[Text]
Closed yzh119 closed 4 months ago

yzh119 commented 4 months ago

As requested in #187 , this PR adds initial support of CUDAGraph compatibility of flashinfer batch decode attention kernels. This PR is the first step towards full CUDAGraph support and we will implement CUDAGraph compatible prefill operators in later PRs.

Proposed APIs

We add another wrapper CUDAGraphBatchDecodeWithPagedKVCacheWrapper, and user need to pre-allocation page data structure buffers to initialize this wrapper class. Once initiated, these buffers are pinned on GPUs in the life cycle of the wrapper class.

The behavior of CUDAGraphBatchDecodeWithPagedKVCacheWrapper is a little bit different from BatchDecodeWithPagedKVCacheWrapper's: we will only run a fixed set of kernels in CUDAGraph mode, no matter what the input shape is (the original implementation will dispatch to different kernels according to different input shapes).

[Dataset entries]

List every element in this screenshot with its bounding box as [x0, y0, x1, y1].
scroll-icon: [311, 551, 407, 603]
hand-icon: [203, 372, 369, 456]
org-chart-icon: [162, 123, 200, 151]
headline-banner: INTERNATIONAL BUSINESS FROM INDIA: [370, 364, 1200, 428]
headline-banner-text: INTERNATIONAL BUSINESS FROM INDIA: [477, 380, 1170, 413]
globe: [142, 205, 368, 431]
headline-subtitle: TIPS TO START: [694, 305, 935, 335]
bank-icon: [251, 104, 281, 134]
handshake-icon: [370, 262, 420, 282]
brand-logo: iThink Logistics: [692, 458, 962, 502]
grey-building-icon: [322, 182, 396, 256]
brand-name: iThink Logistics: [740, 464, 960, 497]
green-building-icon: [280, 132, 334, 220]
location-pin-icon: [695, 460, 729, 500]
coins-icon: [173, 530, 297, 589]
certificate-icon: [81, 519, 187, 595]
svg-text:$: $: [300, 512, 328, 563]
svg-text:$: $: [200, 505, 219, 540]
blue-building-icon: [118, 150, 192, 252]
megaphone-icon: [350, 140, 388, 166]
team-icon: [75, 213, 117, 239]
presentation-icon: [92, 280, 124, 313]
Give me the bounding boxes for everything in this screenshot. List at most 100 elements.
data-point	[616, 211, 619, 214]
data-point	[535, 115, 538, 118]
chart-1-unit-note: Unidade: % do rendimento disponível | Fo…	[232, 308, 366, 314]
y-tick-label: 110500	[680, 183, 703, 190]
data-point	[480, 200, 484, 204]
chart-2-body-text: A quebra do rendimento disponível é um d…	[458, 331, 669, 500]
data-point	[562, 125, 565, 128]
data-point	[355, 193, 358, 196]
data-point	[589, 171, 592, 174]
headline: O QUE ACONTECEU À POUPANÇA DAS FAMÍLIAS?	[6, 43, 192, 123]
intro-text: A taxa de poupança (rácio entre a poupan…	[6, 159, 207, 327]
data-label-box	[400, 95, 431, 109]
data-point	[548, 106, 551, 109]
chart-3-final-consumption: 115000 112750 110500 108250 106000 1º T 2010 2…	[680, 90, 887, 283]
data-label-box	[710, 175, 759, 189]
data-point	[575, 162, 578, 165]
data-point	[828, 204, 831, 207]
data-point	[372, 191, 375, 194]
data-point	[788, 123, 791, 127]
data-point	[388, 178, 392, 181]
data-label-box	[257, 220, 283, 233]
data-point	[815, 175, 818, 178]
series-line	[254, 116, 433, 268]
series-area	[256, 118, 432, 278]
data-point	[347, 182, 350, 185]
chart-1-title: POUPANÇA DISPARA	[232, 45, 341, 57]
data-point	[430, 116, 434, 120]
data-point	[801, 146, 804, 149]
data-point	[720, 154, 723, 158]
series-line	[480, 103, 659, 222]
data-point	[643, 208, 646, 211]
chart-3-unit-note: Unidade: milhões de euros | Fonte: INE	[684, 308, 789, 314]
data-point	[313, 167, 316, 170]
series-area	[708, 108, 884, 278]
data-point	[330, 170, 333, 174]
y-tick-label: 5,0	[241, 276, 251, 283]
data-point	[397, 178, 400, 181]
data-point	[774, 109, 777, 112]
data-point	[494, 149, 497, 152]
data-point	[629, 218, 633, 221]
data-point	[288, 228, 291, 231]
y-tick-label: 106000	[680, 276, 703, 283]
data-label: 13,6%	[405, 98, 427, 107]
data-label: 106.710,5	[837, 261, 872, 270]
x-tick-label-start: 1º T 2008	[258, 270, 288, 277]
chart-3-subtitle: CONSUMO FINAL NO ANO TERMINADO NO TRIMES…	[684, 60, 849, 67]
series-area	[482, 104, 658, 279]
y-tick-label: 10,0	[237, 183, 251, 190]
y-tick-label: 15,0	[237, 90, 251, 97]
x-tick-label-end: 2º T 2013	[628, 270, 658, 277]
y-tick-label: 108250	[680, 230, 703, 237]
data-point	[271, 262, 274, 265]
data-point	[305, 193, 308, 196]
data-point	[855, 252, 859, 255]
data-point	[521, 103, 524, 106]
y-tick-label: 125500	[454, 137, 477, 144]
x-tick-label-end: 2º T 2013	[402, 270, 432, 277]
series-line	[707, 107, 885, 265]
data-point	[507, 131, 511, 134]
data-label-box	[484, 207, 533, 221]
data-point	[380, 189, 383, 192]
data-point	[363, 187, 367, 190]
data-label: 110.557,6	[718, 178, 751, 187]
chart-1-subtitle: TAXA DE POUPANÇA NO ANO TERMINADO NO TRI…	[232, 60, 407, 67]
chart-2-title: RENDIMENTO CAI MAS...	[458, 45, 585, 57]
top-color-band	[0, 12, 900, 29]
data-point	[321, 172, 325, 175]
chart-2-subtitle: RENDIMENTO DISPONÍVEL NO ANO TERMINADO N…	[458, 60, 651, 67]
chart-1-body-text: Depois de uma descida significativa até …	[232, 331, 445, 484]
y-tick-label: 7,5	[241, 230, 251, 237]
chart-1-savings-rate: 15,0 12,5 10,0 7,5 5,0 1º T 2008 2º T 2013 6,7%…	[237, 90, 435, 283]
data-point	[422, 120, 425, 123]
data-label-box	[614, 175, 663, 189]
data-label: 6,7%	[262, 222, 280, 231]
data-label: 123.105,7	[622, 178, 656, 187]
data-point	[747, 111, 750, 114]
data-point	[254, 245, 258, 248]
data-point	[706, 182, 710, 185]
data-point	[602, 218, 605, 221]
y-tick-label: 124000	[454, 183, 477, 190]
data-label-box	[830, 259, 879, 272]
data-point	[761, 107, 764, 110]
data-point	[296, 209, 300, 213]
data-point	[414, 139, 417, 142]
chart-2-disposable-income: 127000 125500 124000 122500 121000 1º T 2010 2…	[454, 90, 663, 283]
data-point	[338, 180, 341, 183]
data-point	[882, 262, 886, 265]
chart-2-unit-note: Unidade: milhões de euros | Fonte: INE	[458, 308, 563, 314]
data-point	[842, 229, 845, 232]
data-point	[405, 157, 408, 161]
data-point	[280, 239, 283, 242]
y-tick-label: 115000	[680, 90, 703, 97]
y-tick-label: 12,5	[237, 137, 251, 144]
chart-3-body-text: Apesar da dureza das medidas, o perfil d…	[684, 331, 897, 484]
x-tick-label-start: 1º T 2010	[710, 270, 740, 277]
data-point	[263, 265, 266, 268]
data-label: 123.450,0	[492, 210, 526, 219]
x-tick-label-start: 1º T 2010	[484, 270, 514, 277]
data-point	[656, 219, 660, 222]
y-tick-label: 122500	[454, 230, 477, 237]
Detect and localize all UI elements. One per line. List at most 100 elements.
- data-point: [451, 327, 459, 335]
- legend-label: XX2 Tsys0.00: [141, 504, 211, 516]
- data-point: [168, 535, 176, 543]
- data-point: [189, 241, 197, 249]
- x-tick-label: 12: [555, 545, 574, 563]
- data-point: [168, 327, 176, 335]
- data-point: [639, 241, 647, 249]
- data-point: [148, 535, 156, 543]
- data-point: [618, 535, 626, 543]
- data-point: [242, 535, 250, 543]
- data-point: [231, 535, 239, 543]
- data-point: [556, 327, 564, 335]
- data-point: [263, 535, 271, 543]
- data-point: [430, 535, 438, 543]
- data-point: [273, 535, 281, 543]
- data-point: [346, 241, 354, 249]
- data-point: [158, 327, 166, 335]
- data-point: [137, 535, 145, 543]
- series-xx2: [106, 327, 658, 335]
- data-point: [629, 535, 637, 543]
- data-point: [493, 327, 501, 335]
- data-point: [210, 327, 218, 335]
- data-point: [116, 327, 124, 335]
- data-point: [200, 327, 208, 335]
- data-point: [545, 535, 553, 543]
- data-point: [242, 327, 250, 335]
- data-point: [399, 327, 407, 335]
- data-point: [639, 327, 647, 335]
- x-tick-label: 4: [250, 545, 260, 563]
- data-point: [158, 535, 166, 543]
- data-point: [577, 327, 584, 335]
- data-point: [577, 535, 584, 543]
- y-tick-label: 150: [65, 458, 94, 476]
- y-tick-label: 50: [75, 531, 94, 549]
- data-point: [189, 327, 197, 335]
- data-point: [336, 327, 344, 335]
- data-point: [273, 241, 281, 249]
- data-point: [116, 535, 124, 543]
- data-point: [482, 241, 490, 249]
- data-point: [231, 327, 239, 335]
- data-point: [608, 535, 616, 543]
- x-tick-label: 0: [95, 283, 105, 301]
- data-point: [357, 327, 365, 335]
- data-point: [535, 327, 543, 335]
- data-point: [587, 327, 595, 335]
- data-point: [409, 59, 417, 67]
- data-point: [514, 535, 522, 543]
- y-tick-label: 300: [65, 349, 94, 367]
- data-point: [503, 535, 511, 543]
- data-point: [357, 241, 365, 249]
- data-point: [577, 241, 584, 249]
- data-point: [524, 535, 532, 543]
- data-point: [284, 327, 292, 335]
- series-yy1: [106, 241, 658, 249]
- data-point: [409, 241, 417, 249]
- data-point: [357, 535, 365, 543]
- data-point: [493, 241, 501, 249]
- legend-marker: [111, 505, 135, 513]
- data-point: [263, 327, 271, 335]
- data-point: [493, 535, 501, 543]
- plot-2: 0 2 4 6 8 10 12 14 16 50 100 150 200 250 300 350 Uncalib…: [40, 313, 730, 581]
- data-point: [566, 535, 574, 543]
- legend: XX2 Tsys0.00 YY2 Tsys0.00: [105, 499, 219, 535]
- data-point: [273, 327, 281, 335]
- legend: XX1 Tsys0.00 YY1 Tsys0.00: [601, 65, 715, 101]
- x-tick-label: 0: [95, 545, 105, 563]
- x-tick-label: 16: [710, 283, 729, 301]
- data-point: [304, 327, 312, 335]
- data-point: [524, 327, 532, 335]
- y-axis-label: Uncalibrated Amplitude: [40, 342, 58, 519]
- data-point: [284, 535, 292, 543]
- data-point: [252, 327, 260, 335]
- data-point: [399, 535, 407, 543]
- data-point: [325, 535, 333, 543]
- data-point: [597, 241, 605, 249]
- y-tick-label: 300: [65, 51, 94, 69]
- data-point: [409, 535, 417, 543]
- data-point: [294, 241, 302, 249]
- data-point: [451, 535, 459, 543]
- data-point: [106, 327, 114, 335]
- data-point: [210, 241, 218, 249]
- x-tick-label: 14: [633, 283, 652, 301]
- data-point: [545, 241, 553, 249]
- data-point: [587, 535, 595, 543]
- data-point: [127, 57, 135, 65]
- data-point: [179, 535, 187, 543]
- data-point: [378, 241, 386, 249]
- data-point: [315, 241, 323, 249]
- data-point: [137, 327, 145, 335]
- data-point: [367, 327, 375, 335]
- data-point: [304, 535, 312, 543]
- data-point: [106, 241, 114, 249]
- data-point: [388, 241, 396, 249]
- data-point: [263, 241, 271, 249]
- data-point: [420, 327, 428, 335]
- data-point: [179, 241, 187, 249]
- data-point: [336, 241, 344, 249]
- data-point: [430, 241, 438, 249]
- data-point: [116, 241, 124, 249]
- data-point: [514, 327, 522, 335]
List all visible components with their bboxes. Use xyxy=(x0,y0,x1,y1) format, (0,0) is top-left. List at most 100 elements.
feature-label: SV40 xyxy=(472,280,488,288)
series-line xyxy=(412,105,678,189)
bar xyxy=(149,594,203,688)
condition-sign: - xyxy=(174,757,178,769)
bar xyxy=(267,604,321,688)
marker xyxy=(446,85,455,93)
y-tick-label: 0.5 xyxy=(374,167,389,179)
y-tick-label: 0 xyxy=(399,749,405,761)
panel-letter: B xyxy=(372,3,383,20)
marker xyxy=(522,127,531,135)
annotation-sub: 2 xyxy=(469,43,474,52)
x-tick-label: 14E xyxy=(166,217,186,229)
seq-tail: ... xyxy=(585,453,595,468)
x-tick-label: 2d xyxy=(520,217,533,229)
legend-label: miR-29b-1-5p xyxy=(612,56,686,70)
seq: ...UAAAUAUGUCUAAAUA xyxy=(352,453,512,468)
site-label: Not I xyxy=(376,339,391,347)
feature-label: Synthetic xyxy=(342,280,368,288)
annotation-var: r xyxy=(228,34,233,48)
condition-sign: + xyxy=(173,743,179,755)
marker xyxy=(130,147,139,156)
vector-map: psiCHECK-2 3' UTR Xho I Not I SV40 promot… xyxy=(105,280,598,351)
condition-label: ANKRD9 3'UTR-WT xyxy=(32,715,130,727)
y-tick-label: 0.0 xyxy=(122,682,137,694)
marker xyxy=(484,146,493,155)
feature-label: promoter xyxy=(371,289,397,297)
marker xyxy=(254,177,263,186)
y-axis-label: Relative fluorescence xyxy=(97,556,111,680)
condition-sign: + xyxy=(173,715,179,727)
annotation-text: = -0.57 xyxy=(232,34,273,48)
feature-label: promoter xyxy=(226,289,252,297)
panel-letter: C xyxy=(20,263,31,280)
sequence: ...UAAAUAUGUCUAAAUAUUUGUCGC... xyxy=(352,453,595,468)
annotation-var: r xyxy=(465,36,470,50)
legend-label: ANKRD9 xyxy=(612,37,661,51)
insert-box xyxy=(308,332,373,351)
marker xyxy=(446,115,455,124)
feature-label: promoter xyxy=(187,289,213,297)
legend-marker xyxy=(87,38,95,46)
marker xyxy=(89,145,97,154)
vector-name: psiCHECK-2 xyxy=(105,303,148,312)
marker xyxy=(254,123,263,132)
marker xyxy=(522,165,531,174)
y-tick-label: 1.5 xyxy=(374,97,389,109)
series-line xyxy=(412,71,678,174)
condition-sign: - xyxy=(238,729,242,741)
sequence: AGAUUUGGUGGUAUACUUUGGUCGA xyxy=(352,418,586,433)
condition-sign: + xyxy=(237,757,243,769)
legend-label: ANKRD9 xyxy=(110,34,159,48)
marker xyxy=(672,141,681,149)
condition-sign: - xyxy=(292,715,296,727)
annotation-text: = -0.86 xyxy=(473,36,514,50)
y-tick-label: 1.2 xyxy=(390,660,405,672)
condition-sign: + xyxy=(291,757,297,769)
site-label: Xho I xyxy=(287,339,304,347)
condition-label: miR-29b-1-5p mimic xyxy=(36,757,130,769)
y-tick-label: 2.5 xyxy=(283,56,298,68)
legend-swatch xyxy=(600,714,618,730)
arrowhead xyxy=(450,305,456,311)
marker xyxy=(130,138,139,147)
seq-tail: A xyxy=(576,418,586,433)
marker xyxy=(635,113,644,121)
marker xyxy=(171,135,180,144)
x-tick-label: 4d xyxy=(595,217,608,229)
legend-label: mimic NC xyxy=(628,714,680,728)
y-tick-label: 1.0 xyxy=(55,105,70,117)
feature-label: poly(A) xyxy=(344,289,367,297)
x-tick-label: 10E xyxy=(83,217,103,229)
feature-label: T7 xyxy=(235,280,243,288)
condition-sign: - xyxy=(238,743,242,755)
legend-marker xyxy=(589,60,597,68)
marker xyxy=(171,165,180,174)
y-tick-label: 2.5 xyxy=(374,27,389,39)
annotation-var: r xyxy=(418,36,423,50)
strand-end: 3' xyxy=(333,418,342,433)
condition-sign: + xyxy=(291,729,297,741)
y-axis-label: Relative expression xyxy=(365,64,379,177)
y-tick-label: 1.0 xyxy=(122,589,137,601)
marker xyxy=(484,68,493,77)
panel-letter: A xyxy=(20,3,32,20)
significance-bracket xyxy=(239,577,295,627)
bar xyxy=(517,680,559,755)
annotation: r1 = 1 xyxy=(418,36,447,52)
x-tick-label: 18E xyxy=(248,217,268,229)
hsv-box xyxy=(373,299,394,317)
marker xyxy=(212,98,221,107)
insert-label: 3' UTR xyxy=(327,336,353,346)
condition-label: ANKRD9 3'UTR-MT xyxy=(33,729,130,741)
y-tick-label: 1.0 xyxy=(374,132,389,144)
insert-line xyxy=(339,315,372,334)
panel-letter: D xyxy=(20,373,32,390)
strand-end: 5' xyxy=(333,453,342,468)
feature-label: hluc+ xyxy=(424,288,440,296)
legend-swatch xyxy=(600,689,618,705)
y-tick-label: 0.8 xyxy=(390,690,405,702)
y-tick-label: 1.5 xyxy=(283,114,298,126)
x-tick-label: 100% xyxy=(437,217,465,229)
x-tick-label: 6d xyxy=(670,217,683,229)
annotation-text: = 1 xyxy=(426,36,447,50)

[Given problem A] In the pull request text on CUDAGraph support, what must users pre-allocate to initialize the new wrapper class?
[Given problem B] Go on with the pull request text on CUDAGraph support from the point where it stops.

[Task answer A] Page data structure buffers.

[Task answer B]
This PR also fix the address of all kernel input pointers to accomodate the constraint of CUDAGraph capturing.

Examples

See test_cuda_graph_batch_decode_with_paged_kv_cache in unittests. begin_forward functions should not be captured as some of the operators are not allowed to be captured.

cc @AgrawalAmey @LiuXiaoxuanPKU @comaniac

yzh119 commented 4 months ago

Let's merge this PR first, and then iterate on updating this feature.